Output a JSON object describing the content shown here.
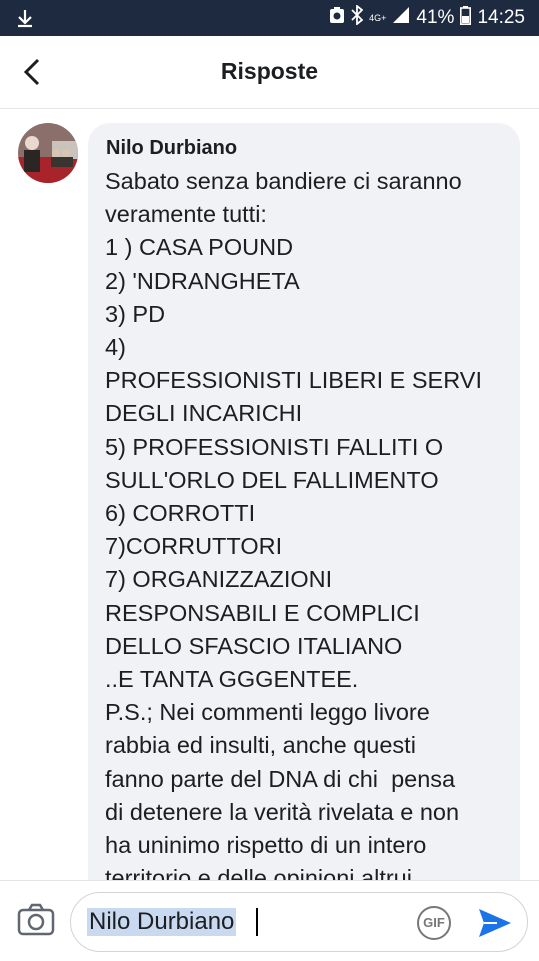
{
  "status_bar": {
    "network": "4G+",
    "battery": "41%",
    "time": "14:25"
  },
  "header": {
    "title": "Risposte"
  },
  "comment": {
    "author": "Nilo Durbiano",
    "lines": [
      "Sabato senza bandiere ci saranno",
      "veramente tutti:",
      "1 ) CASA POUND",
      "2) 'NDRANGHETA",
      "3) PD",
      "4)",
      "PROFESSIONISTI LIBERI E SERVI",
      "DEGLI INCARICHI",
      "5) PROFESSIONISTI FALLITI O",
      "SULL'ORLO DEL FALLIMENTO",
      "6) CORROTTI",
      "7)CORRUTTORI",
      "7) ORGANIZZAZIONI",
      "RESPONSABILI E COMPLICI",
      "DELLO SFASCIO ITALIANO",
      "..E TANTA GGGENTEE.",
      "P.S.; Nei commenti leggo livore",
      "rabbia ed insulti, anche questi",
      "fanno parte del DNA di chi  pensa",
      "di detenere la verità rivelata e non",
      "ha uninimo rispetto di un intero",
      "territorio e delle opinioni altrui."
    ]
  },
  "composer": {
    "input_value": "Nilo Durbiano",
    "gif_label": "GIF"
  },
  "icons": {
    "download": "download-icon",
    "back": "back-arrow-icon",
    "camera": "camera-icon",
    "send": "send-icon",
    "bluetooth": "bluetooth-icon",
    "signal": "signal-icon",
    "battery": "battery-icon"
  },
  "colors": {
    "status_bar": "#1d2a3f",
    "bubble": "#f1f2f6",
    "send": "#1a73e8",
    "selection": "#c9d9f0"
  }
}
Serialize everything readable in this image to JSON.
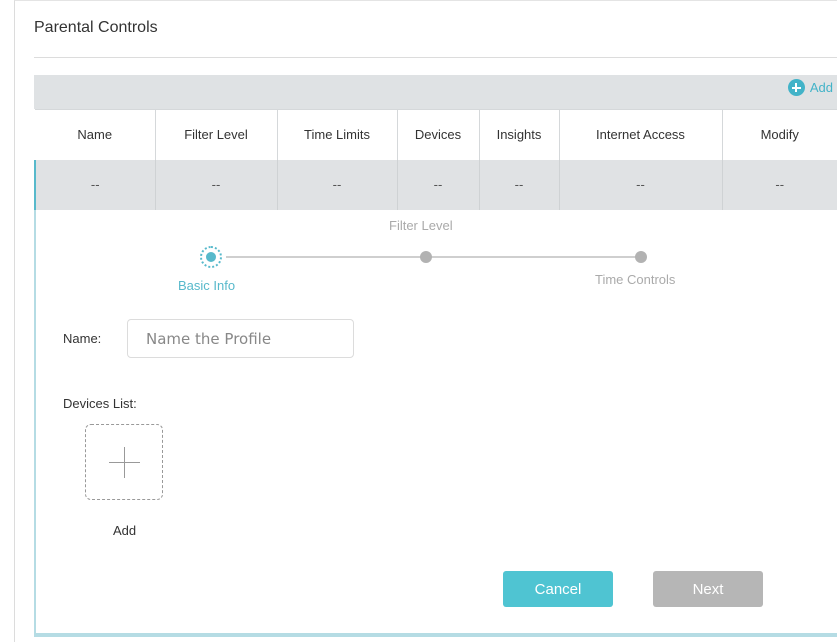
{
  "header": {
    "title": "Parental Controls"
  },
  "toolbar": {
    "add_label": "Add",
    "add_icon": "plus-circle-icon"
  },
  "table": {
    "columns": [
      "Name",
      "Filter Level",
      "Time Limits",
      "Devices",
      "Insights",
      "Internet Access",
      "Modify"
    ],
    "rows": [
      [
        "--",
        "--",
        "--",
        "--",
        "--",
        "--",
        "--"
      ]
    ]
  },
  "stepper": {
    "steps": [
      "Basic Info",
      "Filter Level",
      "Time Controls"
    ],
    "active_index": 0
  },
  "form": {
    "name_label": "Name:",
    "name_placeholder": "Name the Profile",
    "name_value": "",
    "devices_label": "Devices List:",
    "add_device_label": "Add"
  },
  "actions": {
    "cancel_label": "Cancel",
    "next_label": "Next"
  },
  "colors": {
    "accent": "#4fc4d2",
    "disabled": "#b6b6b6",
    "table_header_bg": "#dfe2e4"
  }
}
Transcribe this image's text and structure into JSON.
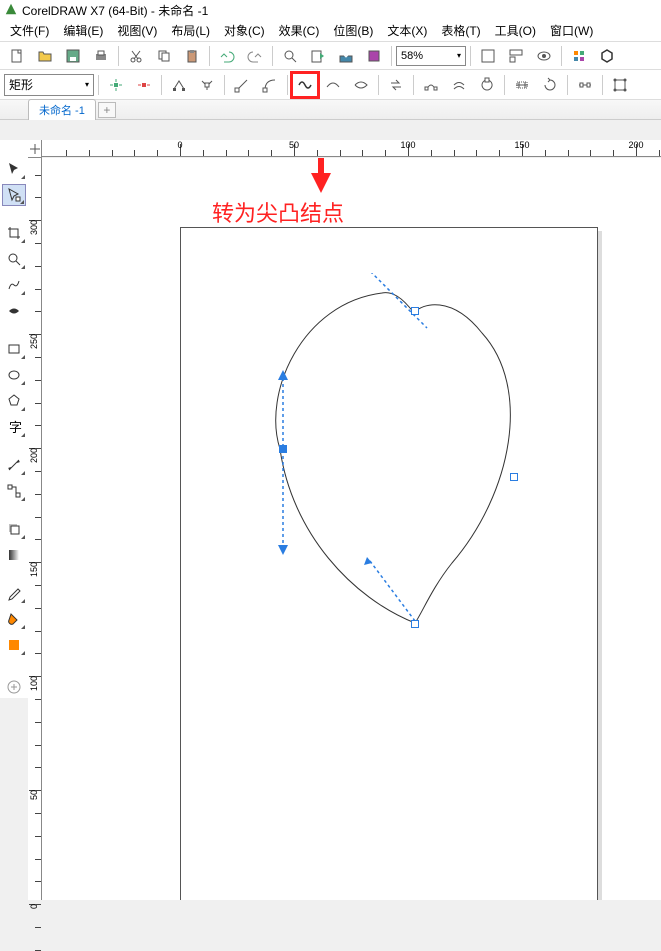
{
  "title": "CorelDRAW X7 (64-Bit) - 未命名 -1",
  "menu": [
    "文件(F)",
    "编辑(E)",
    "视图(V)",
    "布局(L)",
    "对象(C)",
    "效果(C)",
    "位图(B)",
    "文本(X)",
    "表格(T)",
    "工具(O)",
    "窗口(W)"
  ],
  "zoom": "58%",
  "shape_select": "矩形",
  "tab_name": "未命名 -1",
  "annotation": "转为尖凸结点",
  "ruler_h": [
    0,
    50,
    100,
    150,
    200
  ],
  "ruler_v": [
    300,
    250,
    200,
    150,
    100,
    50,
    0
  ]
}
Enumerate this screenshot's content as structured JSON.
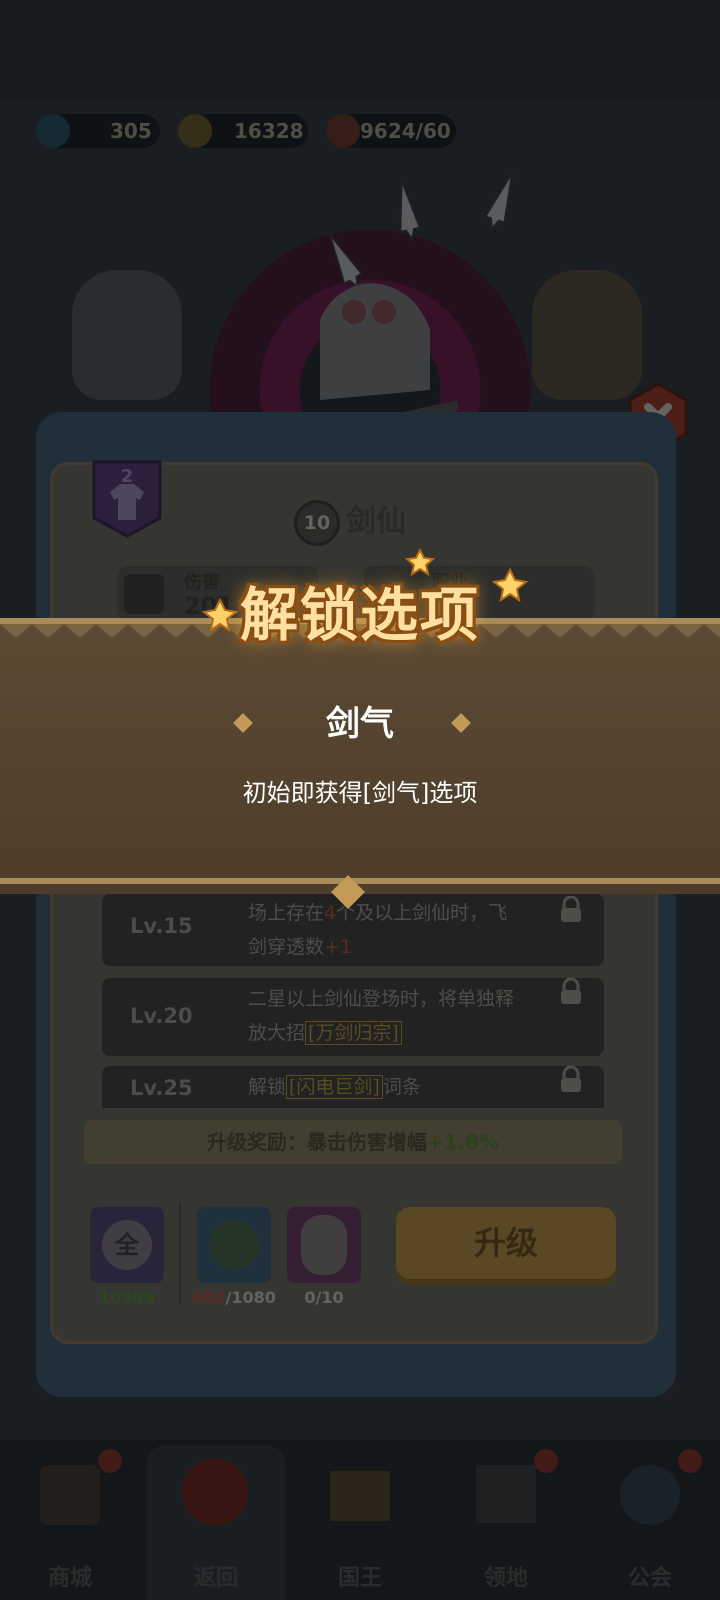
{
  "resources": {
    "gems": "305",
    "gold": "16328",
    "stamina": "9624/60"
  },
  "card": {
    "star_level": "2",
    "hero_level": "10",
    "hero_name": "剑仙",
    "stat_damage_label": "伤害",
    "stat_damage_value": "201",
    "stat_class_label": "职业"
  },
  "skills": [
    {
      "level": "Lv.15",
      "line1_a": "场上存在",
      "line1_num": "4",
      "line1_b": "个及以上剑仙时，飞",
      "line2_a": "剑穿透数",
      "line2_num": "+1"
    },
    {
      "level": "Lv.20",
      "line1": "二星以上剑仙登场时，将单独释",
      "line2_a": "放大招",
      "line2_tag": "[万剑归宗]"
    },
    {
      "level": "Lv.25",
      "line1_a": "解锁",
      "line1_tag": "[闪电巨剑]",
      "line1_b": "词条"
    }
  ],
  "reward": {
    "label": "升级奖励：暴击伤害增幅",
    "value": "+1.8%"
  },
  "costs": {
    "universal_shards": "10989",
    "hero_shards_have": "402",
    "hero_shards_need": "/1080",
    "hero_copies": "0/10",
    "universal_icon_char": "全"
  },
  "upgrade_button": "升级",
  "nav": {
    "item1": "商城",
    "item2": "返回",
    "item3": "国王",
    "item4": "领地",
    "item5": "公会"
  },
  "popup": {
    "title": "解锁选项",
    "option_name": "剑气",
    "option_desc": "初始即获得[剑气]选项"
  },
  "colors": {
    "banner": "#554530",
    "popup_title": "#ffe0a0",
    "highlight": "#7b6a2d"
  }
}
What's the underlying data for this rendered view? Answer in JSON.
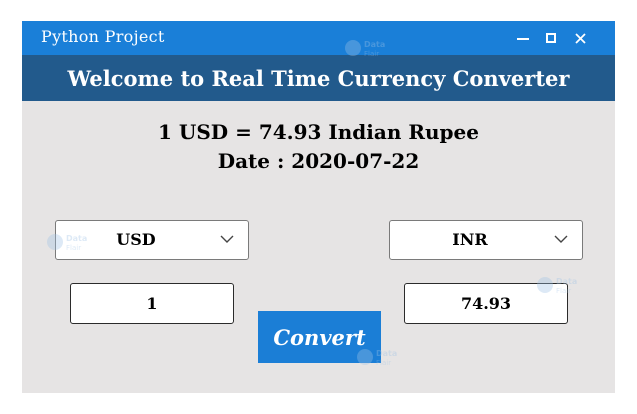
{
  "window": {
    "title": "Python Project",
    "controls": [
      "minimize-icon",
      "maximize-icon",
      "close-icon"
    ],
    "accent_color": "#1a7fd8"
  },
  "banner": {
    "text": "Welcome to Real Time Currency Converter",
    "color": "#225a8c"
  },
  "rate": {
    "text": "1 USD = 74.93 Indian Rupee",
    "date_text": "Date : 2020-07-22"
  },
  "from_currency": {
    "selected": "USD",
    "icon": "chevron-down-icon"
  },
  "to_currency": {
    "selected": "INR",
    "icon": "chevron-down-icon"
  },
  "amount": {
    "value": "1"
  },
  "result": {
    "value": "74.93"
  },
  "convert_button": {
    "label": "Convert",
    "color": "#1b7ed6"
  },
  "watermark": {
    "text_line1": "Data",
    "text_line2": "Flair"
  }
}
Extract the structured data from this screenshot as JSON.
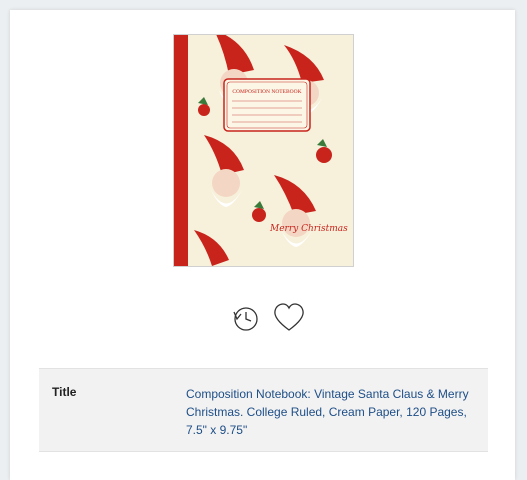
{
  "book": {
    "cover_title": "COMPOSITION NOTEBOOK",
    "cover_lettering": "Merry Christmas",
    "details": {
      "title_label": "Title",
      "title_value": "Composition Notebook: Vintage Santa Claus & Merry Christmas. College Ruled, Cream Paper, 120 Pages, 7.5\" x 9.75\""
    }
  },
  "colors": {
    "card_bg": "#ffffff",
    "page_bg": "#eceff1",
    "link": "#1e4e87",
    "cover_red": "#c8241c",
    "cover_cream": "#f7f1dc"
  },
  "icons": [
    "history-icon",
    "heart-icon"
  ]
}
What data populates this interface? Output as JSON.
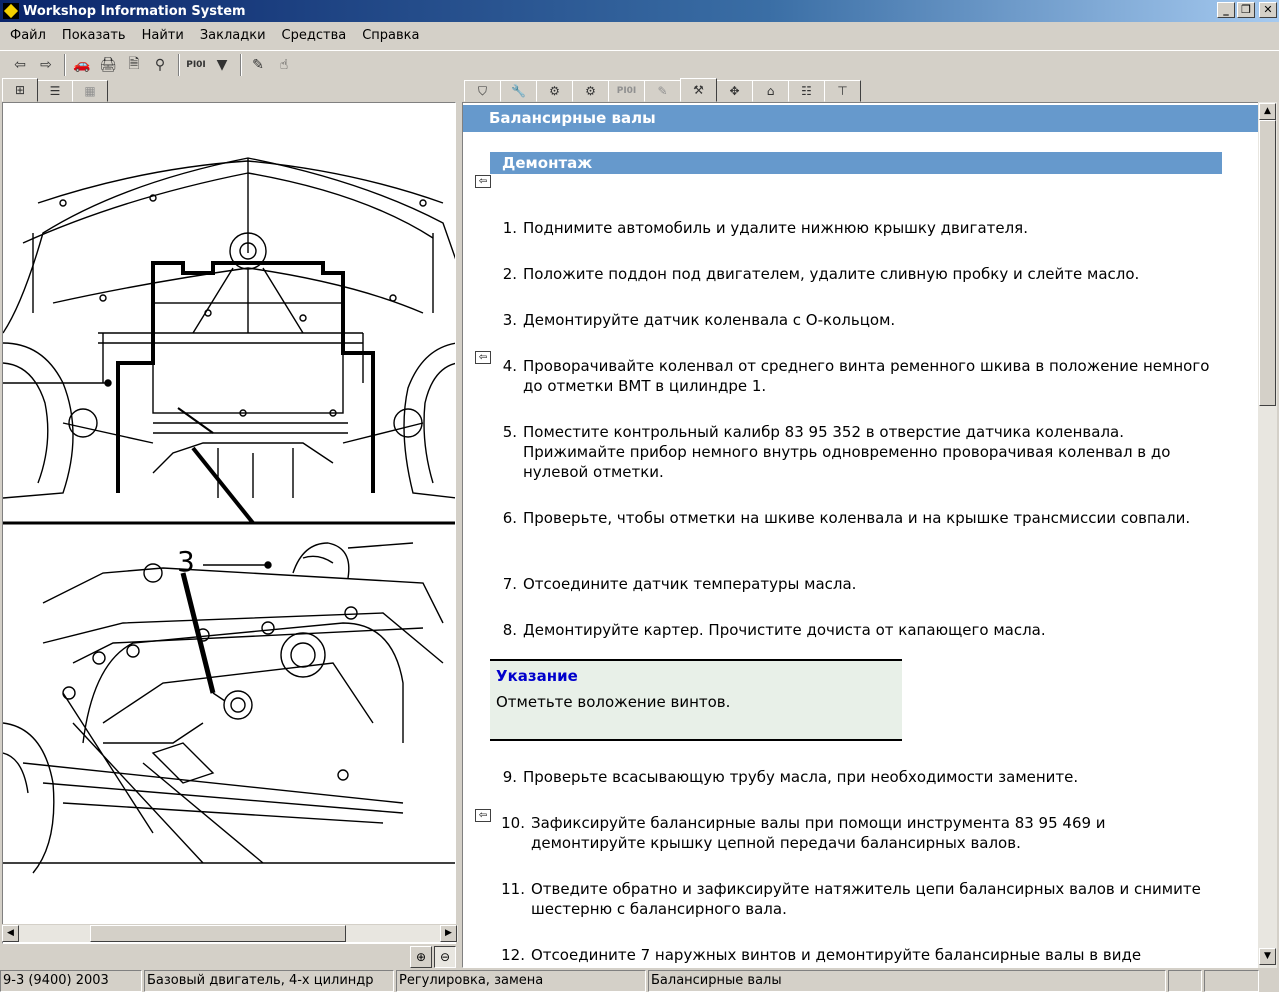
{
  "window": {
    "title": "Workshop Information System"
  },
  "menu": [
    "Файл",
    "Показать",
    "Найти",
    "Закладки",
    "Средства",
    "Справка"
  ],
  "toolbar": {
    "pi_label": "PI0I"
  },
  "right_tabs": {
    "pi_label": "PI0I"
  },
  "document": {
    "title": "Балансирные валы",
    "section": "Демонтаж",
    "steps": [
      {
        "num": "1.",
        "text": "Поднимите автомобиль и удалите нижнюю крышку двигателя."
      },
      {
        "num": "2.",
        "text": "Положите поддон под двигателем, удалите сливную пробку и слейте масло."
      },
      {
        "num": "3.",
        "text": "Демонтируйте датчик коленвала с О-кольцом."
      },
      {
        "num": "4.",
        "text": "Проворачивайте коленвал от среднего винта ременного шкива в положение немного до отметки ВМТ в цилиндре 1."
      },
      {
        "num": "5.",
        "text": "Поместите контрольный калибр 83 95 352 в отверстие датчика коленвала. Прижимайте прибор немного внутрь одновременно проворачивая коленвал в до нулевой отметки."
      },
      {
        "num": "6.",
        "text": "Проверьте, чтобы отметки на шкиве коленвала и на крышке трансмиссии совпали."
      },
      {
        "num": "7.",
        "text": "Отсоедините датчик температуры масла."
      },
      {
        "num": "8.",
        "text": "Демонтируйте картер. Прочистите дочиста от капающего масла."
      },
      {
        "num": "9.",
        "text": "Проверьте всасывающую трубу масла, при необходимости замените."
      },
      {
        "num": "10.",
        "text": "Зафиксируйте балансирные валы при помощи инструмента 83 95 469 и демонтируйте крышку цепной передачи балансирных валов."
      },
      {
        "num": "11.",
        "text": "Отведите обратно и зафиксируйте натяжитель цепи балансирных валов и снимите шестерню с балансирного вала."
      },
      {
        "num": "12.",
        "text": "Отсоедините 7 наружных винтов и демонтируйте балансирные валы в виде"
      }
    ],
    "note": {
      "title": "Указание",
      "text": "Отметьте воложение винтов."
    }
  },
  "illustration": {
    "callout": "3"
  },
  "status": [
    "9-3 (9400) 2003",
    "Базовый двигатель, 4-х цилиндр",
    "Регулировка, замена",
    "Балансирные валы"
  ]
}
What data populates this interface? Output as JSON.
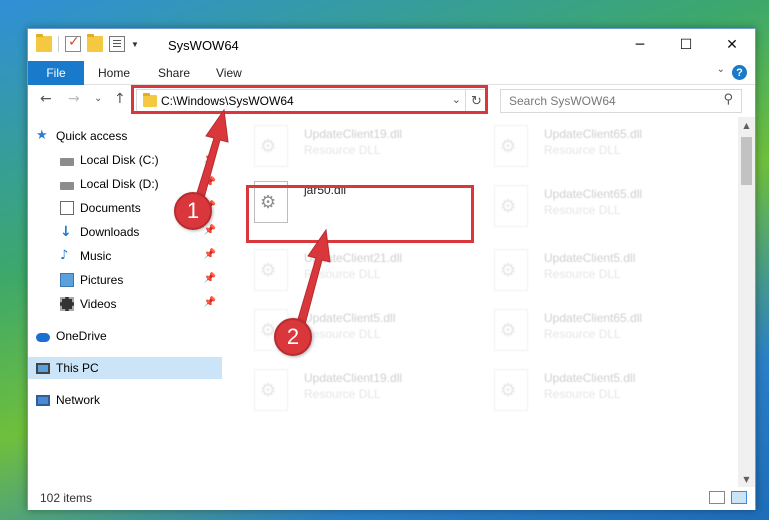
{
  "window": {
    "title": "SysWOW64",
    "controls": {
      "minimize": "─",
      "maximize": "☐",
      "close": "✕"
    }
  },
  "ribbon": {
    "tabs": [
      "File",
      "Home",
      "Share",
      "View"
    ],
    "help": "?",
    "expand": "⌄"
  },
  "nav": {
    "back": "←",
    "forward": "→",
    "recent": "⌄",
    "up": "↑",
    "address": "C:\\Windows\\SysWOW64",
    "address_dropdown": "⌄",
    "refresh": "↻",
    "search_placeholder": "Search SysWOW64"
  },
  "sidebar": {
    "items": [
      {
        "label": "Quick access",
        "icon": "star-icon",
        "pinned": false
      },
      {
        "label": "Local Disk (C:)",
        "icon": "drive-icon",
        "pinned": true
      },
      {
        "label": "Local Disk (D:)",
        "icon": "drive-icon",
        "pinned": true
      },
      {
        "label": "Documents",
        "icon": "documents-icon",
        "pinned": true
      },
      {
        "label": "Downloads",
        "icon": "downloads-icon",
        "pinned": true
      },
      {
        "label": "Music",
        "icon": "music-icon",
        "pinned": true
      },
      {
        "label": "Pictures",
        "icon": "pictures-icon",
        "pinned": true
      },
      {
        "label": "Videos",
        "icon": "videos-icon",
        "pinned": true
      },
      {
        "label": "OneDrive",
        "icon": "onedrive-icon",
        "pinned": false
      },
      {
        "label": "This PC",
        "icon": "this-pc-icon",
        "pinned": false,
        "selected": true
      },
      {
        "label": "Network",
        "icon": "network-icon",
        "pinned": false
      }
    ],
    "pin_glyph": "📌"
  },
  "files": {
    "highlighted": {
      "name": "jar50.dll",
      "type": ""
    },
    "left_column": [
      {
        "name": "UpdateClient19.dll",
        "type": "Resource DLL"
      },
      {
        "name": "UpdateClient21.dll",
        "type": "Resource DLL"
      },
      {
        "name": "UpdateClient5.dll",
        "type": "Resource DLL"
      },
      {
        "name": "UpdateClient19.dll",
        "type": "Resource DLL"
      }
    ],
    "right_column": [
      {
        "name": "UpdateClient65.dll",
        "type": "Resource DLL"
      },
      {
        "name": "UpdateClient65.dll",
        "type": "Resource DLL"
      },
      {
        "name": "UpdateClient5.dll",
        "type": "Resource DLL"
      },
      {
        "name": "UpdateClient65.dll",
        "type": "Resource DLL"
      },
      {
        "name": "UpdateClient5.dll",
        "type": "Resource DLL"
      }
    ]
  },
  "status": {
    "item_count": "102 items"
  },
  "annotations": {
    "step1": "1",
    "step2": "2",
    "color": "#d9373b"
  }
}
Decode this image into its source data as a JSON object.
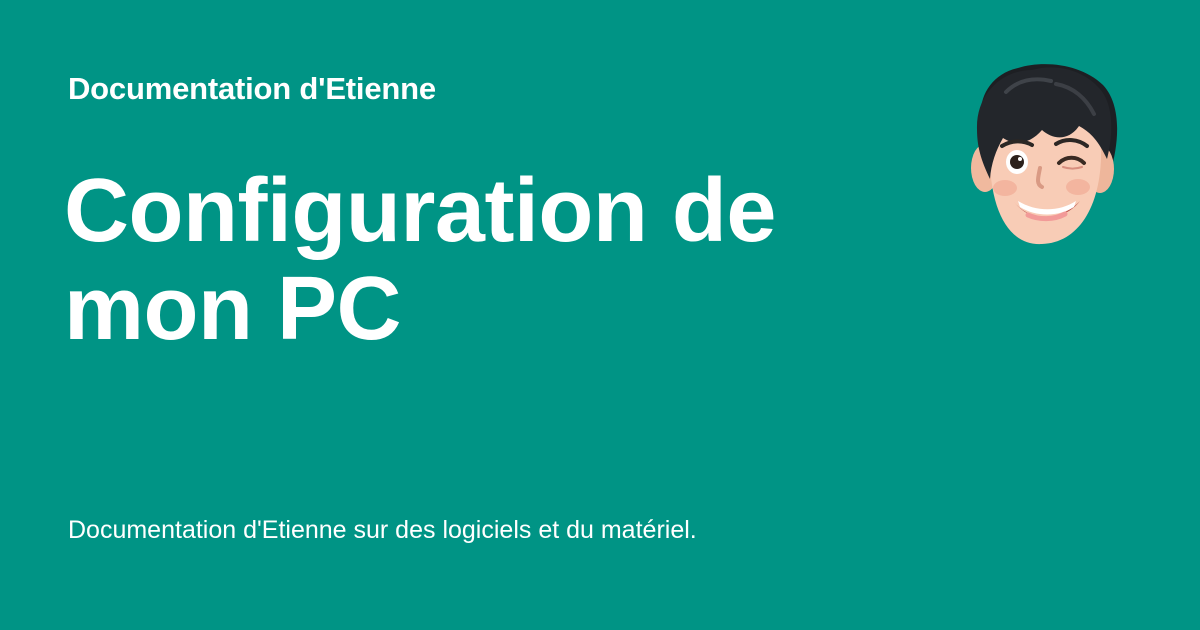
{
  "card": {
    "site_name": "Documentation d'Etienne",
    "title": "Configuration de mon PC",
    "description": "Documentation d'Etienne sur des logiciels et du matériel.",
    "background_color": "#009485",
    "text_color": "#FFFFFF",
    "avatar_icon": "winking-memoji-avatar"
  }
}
************
■ **BRIEF**
Copy each line from the data above that includes "Merry".

■ **WRITTEN SOLUTION**
    "cover_lettering": "Merry Christmas",
      "title_value": "Composition Notebook: Vintage Santa Claus & Merry Christmas. College Ruled, Cream Paper, 120 Pages, 7.5\" x 9.75\""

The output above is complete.